WRITTEN INSTRUCTION →
Switch every "data-point" to "marker" in everything from the line containing "x-tick-label: 0.38 <box>100 318 130 337</box>" down to the line containing "data-point <box>434 470 442 478</box>" in the listing, and give back only those lines with nothing else changed.

— START DATA FOR THIS TASK —

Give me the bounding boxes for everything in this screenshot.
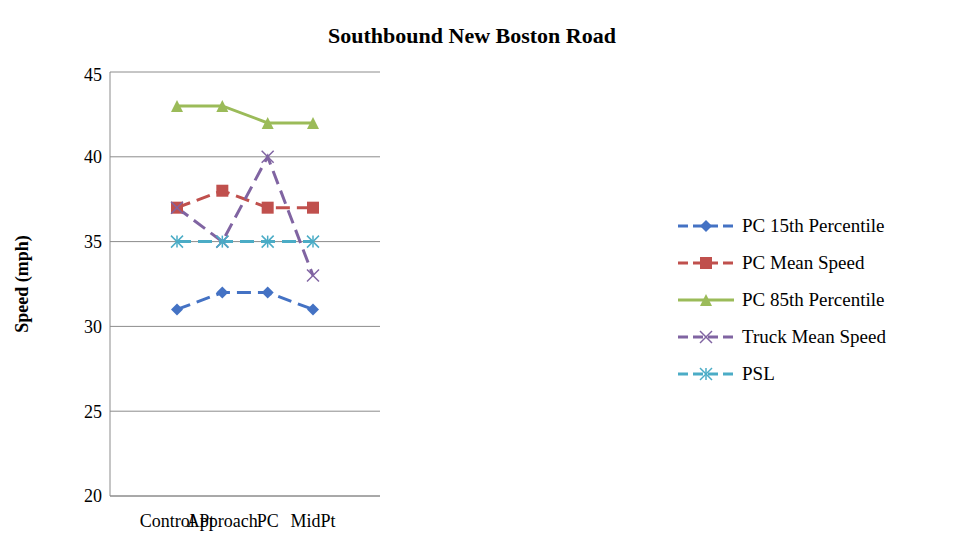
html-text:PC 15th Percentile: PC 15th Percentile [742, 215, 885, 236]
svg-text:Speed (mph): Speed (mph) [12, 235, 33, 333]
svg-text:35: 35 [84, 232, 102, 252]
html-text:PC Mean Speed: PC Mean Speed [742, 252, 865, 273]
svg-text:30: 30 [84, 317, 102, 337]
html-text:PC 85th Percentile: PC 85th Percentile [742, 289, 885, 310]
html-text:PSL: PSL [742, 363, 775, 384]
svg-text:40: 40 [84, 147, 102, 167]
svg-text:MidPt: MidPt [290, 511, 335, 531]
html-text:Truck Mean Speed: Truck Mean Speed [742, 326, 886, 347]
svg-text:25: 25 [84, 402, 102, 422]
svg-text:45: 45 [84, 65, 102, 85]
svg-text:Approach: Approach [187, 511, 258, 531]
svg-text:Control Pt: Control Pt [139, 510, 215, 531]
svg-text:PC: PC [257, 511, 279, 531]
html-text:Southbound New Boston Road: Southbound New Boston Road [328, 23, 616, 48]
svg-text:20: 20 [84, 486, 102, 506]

— END DATA FOR THIS TASK —
— START DATA FOR THIS TASK —

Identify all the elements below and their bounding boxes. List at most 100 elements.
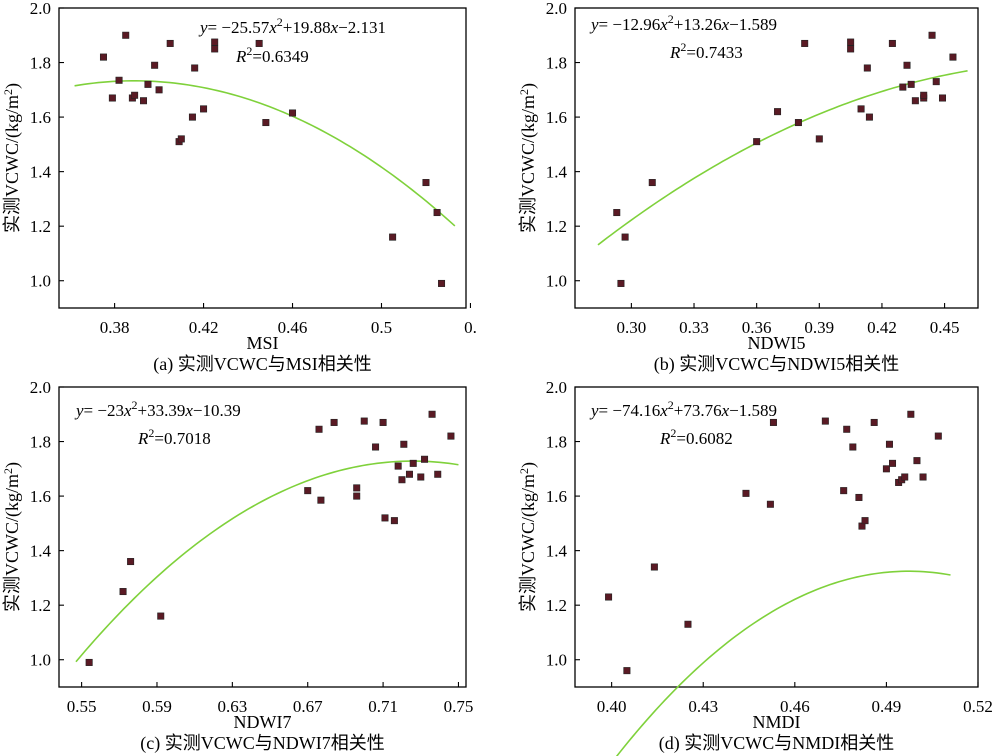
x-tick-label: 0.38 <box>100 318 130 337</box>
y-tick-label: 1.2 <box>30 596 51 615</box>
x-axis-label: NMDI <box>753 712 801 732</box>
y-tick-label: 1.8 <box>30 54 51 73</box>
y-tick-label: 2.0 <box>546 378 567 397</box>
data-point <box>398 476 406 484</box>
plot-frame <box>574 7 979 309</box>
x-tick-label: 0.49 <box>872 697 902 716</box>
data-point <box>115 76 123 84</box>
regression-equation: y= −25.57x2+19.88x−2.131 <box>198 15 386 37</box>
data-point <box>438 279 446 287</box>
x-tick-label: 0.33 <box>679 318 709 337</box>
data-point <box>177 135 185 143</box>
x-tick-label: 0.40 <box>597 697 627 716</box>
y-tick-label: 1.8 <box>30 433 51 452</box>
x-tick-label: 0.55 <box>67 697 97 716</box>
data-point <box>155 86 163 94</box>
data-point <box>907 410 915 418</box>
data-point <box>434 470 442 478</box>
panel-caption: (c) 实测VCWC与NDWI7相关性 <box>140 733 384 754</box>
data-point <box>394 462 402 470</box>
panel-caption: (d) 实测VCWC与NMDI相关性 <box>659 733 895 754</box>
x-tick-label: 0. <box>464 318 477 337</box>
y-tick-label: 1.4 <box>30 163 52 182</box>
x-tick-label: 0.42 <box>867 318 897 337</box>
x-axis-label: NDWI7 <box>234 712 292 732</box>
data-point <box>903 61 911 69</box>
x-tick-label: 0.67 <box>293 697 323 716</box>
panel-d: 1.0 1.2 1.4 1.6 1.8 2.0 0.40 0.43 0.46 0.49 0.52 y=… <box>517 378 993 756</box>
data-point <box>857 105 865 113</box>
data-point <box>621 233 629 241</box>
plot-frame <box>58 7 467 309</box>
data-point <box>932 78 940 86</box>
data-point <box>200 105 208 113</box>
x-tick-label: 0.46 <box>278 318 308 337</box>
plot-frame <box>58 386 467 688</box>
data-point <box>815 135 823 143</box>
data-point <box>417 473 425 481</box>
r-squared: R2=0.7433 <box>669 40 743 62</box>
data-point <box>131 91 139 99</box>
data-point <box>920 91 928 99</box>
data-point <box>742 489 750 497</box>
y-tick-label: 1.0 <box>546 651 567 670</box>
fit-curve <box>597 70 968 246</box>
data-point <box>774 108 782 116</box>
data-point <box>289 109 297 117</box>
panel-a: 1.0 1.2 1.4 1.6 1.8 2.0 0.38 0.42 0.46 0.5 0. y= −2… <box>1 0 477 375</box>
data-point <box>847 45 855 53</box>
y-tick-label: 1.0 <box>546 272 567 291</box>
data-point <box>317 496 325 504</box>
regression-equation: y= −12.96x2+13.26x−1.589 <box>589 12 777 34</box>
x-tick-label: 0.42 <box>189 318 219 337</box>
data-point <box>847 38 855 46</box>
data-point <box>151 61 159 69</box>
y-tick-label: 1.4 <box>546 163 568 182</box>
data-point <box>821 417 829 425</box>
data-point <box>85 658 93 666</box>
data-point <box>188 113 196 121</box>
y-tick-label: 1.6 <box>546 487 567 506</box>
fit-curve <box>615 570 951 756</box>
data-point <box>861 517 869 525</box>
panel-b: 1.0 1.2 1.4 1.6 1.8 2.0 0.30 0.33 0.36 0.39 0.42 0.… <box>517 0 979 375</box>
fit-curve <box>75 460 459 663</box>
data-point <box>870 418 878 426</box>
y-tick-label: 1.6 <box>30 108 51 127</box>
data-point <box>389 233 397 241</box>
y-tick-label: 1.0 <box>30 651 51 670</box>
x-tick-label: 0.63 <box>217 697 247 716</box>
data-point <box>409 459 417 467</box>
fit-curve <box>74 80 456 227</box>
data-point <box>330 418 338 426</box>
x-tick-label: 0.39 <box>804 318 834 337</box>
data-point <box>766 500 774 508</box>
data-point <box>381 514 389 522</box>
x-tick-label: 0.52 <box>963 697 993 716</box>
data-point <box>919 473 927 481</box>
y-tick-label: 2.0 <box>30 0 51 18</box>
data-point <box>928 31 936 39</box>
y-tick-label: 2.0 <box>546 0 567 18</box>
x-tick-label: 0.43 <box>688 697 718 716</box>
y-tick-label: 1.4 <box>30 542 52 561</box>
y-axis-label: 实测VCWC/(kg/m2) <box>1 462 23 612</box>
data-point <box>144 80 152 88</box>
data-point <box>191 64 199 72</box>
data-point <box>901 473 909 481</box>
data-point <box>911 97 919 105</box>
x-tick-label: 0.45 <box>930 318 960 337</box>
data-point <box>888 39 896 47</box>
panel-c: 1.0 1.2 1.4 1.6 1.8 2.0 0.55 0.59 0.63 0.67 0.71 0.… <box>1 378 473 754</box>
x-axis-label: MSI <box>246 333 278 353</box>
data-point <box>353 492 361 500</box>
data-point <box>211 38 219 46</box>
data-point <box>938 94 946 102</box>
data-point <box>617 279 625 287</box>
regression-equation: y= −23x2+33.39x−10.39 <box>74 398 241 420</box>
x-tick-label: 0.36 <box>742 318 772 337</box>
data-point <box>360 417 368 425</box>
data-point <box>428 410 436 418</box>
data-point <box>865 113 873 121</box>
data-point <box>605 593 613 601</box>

— END DATA FOR THIS TASK —

ANSWER TO THE EXERCISE →
x-tick-label: 0.38 <box>100 318 130 337</box>
y-tick-label: 1.2 <box>30 596 51 615</box>
x-axis-label: NMDI <box>753 712 801 732</box>
y-tick-label: 1.8 <box>30 54 51 73</box>
y-tick-label: 2.0 <box>546 378 567 397</box>
marker <box>398 476 406 484</box>
plot-frame <box>574 7 979 309</box>
x-tick-label: 0.49 <box>872 697 902 716</box>
marker <box>115 76 123 84</box>
regression-equation: y= −25.57x2+19.88x−2.131 <box>198 15 386 37</box>
marker <box>438 279 446 287</box>
x-tick-label: 0.33 <box>679 318 709 337</box>
marker <box>177 135 185 143</box>
x-tick-label: 0.40 <box>597 697 627 716</box>
y-tick-label: 1.8 <box>30 433 51 452</box>
x-tick-label: 0.55 <box>67 697 97 716</box>
marker <box>155 86 163 94</box>
marker <box>907 410 915 418</box>
marker <box>434 470 442 478</box>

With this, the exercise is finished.